### Source data
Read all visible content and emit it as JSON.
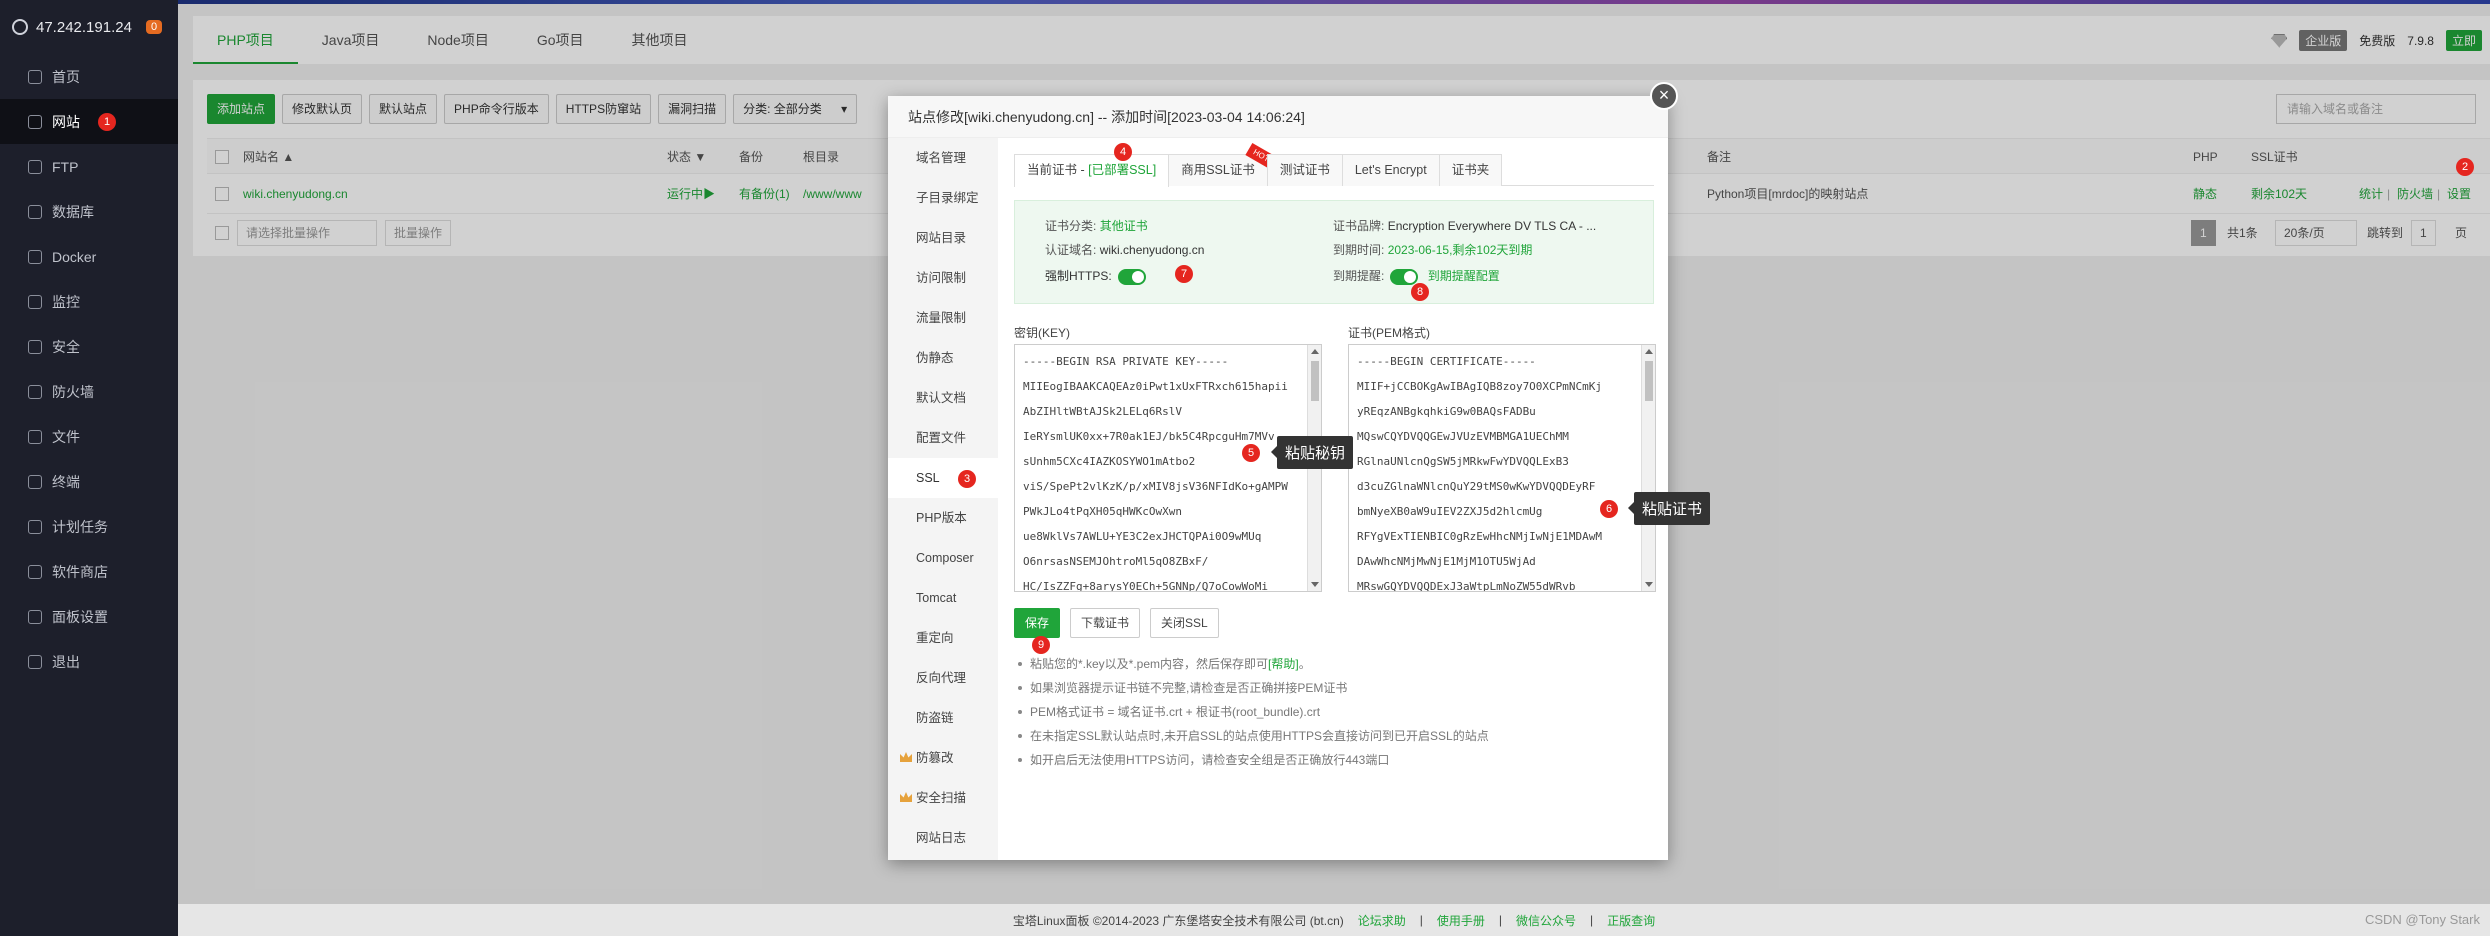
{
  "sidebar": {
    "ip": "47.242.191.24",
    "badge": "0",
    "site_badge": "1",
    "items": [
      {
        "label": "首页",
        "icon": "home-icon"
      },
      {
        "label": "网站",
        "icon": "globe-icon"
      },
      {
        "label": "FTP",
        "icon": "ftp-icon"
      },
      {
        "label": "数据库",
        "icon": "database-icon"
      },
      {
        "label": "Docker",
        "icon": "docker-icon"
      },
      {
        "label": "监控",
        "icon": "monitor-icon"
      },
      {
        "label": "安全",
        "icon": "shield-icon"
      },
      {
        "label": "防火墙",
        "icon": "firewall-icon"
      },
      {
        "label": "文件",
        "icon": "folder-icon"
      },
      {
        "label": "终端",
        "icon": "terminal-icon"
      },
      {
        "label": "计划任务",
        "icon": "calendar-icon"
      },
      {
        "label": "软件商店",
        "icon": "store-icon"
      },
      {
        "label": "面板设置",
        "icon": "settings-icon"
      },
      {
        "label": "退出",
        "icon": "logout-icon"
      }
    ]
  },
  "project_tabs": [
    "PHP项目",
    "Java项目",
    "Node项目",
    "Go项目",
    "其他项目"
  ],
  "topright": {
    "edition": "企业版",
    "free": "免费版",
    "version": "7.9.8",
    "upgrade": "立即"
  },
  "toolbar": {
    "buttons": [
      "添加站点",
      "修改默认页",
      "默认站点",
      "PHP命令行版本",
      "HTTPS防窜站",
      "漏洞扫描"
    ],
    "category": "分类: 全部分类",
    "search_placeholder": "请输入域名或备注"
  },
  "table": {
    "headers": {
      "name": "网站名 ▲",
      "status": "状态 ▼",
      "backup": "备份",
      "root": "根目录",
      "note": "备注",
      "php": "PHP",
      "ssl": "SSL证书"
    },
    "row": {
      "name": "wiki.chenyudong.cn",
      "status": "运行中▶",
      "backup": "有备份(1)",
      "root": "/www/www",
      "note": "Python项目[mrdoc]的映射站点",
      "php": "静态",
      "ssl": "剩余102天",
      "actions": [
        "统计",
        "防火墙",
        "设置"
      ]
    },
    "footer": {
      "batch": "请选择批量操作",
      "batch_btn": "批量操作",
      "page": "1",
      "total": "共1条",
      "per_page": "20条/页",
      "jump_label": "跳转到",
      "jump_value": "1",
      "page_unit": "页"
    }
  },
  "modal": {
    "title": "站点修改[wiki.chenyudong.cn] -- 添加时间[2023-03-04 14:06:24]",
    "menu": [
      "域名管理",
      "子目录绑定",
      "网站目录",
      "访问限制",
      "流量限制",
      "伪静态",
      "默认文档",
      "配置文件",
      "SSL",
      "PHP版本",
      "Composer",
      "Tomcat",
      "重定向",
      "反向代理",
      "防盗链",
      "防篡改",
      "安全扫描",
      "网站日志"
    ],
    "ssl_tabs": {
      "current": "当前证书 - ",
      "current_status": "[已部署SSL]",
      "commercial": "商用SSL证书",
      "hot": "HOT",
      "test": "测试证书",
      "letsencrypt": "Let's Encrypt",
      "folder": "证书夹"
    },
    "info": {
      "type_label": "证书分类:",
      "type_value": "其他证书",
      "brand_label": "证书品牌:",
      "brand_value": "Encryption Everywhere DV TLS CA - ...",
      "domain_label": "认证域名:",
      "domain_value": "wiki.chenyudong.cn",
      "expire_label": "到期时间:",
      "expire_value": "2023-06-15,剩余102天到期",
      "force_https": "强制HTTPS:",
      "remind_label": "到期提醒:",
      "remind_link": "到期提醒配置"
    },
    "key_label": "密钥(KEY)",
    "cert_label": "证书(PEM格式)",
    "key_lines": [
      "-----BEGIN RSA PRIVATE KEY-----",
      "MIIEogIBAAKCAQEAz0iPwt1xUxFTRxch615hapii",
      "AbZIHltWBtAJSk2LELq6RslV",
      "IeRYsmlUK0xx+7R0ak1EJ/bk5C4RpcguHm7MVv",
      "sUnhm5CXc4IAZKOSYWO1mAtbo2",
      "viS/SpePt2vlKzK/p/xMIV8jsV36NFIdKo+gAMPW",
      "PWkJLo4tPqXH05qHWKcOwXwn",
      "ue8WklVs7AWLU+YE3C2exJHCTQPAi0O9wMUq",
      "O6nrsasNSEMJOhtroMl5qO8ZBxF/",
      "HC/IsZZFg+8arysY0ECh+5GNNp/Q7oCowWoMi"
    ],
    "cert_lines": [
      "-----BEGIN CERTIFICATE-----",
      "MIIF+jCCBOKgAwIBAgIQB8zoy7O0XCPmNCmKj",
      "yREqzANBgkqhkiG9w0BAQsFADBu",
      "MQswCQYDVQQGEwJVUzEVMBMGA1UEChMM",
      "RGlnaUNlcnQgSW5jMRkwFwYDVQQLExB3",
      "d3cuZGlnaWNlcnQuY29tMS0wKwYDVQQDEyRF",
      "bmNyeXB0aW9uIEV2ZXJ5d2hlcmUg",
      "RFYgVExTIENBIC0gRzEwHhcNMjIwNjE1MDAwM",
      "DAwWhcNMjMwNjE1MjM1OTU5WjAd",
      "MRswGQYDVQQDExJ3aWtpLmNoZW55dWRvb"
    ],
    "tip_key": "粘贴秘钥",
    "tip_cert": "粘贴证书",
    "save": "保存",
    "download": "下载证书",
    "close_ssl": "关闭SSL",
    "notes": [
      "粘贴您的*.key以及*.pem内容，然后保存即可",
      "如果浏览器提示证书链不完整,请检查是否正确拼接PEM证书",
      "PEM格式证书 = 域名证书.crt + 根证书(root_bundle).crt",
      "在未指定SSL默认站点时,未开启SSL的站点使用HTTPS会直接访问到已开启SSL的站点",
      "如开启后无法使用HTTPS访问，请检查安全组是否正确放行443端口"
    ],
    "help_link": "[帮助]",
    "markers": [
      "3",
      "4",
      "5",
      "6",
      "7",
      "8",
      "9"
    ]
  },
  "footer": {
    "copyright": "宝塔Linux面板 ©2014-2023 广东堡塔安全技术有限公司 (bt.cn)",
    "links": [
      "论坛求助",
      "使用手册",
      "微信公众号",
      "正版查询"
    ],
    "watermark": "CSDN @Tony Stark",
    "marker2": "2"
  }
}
######
### Source data
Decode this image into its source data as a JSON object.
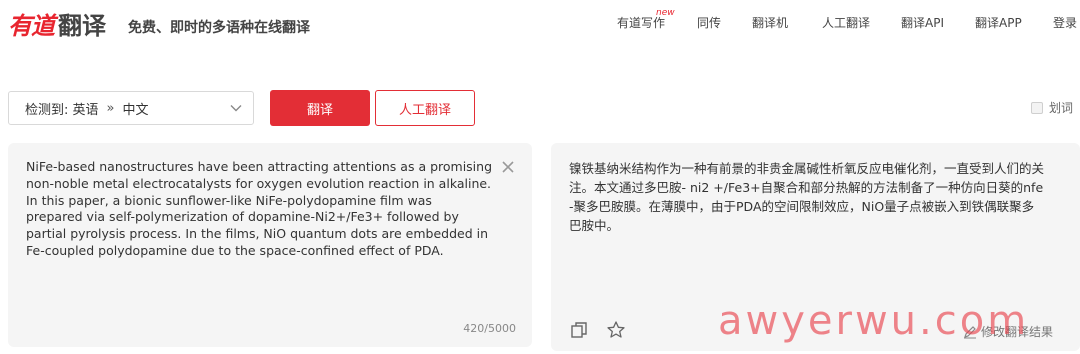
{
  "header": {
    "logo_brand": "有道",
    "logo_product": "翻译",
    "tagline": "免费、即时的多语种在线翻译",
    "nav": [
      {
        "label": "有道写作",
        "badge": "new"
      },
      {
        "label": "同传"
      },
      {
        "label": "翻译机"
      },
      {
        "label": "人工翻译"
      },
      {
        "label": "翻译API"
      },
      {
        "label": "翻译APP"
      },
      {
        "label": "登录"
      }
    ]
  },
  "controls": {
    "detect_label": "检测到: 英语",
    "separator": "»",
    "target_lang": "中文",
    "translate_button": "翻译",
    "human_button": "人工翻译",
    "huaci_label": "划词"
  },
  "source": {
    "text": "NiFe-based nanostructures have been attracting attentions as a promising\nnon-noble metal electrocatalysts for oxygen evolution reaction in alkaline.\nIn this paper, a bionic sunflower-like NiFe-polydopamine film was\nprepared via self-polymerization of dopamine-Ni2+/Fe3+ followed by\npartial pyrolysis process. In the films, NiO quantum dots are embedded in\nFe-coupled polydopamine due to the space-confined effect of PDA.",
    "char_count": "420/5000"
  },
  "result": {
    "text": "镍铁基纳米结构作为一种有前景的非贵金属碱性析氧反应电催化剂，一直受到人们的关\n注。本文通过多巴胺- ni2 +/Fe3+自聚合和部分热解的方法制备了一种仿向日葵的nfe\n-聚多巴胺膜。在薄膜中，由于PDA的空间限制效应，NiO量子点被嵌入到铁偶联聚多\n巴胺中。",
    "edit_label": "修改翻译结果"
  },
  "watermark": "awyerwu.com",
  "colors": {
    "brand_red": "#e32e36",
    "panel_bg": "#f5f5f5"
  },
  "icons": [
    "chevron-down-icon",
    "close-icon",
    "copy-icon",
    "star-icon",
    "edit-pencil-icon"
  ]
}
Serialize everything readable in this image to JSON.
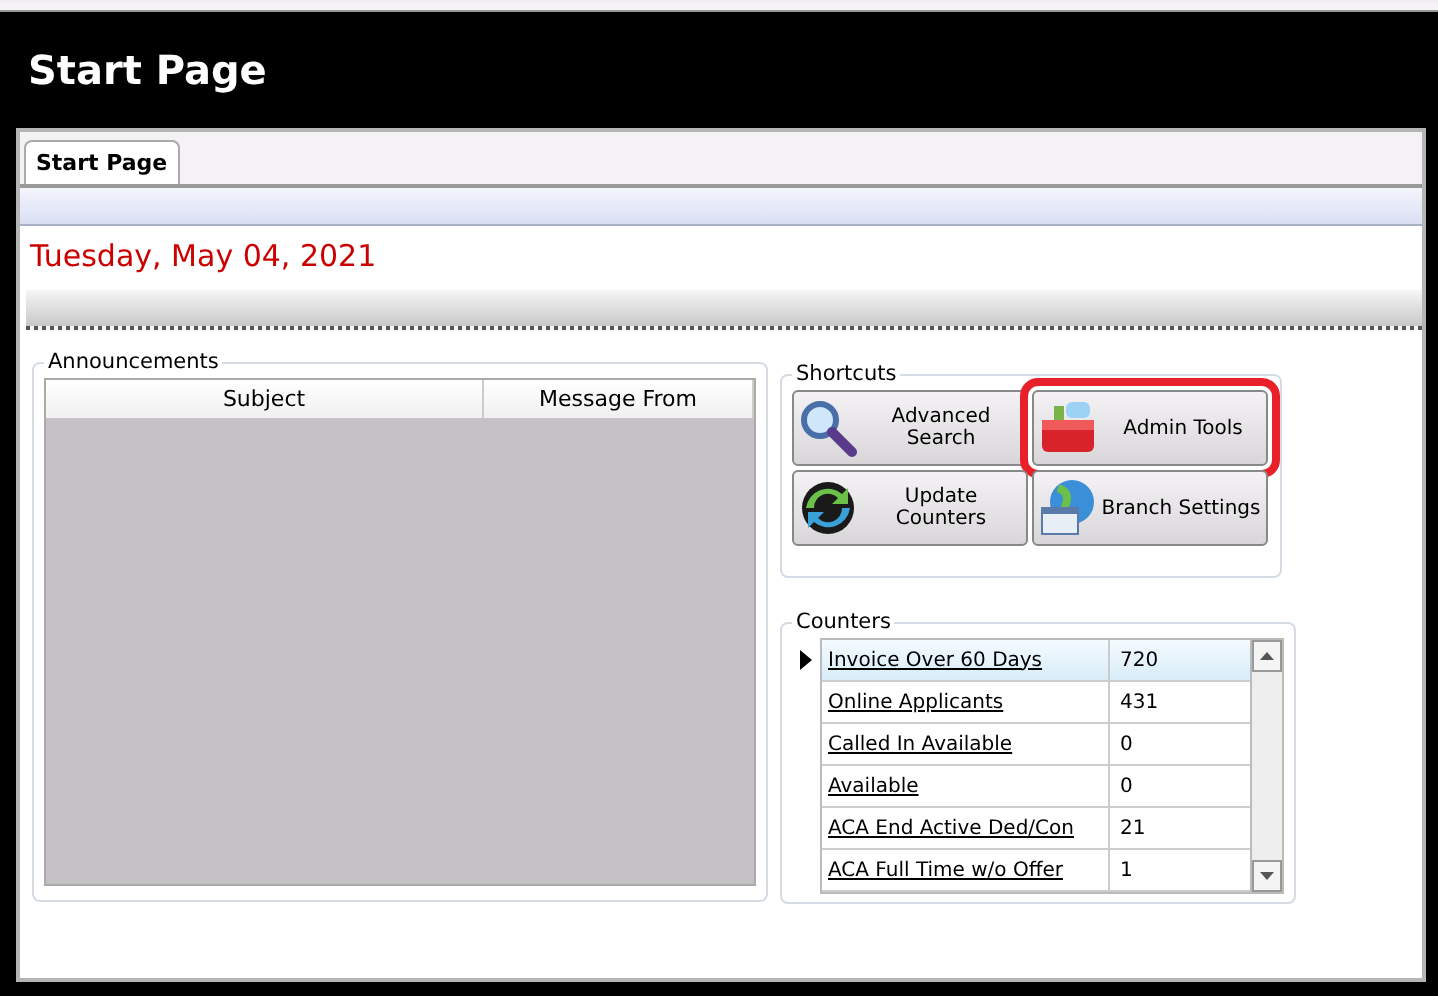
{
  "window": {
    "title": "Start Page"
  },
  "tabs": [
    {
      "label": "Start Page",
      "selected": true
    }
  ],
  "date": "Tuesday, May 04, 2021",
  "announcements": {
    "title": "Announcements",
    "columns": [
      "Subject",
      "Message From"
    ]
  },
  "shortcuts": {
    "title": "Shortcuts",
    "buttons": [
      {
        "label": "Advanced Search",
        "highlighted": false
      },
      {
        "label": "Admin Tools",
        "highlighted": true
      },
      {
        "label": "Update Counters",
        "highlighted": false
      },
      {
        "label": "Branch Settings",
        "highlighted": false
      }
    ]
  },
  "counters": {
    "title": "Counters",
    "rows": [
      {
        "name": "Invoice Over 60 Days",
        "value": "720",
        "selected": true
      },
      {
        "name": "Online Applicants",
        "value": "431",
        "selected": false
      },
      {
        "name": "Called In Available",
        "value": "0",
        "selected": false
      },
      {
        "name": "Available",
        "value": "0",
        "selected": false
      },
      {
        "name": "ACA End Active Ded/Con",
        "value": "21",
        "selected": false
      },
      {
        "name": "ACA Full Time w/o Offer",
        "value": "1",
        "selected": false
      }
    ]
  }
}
######
## Your task
From the data above, copy each line where the string "image" appears.

## Exercise response
Decode this image into its source data as a JSON object.
Serialize everything readable in this image to JSON.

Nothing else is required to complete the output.